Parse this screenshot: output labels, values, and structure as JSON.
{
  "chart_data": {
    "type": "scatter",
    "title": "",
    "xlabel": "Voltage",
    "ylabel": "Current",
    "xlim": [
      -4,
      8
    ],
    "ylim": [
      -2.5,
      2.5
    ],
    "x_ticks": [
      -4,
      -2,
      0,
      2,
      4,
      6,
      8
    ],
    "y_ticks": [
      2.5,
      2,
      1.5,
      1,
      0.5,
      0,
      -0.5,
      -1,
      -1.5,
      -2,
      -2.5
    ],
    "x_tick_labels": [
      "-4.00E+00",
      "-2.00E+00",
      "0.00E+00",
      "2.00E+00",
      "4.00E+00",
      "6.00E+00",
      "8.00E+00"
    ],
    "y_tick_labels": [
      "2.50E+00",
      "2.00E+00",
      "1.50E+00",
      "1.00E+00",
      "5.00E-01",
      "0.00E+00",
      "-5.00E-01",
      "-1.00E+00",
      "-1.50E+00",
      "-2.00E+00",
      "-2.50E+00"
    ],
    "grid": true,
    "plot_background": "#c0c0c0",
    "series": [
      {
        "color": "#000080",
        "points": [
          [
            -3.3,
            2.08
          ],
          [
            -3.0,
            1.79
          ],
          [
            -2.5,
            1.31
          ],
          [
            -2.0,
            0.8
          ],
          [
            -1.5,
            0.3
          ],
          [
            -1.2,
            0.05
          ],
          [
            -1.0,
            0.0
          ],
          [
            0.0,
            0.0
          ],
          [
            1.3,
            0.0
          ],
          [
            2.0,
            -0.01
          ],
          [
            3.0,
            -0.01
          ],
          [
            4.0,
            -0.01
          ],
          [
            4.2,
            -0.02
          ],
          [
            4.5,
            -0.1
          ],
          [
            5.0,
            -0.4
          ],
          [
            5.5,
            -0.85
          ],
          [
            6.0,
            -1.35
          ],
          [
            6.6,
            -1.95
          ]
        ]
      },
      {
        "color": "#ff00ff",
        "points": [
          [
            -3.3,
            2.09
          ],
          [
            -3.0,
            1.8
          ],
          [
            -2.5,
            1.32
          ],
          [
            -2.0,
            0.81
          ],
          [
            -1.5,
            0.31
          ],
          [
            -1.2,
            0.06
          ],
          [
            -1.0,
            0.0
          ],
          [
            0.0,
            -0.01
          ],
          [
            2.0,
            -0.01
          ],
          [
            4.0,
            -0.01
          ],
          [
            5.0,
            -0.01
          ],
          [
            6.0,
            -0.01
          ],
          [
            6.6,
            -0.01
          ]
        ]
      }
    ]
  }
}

• • • • • • •

→ **Required task**:
Copy each line of the data above without altering a single character.

→ **Response for this exercise**:
Parse this screenshot: output labels, values, and structure as JSON.
{
  "chart_data": {
    "type": "scatter",
    "title": "",
    "xlabel": "Voltage",
    "ylabel": "Current",
    "xlim": [
      -4,
      8
    ],
    "ylim": [
      -2.5,
      2.5
    ],
    "x_ticks": [
      -4,
      -2,
      0,
      2,
      4,
      6,
      8
    ],
    "y_ticks": [
      2.5,
      2,
      1.5,
      1,
      0.5,
      0,
      -0.5,
      -1,
      -1.5,
      -2,
      -2.5
    ],
    "x_tick_labels": [
      "-4.00E+00",
      "-2.00E+00",
      "0.00E+00",
      "2.00E+00",
      "4.00E+00",
      "6.00E+00",
      "8.00E+00"
    ],
    "y_tick_labels": [
      "2.50E+00",
      "2.00E+00",
      "1.50E+00",
      "1.00E+00",
      "5.00E-01",
      "0.00E+00",
      "-5.00E-01",
      "-1.00E+00",
      "-1.50E+00",
      "-2.00E+00",
      "-2.50E+00"
    ],
    "grid": true,
    "plot_background": "#c0c0c0",
    "series": [
      {
        "color": "#000080",
        "points": [
          [
            -3.3,
            2.08
          ],
          [
            -3.0,
            1.79
          ],
          [
            -2.5,
            1.31
          ],
          [
            -2.0,
            0.8
          ],
          [
            -1.5,
            0.3
          ],
          [
            -1.2,
            0.05
          ],
          [
            -1.0,
            0.0
          ],
          [
            0.0,
            0.0
          ],
          [
            1.3,
            0.0
          ],
          [
            2.0,
            -0.01
          ],
          [
            3.0,
            -0.01
          ],
          [
            4.0,
            -0.01
          ],
          [
            4.2,
            -0.02
          ],
          [
            4.5,
            -0.1
          ],
          [
            5.0,
            -0.4
          ],
          [
            5.5,
            -0.85
          ],
          [
            6.0,
            -1.35
          ],
          [
            6.6,
            -1.95
          ]
        ]
      },
      {
        "color": "#ff00ff",
        "points": [
          [
            -3.3,
            2.09
          ],
          [
            -3.0,
            1.8
          ],
          [
            -2.5,
            1.32
          ],
          [
            -2.0,
            0.81
          ],
          [
            -1.5,
            0.31
          ],
          [
            -1.2,
            0.06
          ],
          [
            -1.0,
            0.0
          ],
          [
            0.0,
            -0.01
          ],
          [
            2.0,
            -0.01
          ],
          [
            4.0,
            -0.01
          ],
          [
            5.0,
            -0.01
          ],
          [
            6.0,
            -0.01
          ],
          [
            6.6,
            -0.01
          ]
        ]
      }
    ]
  }
}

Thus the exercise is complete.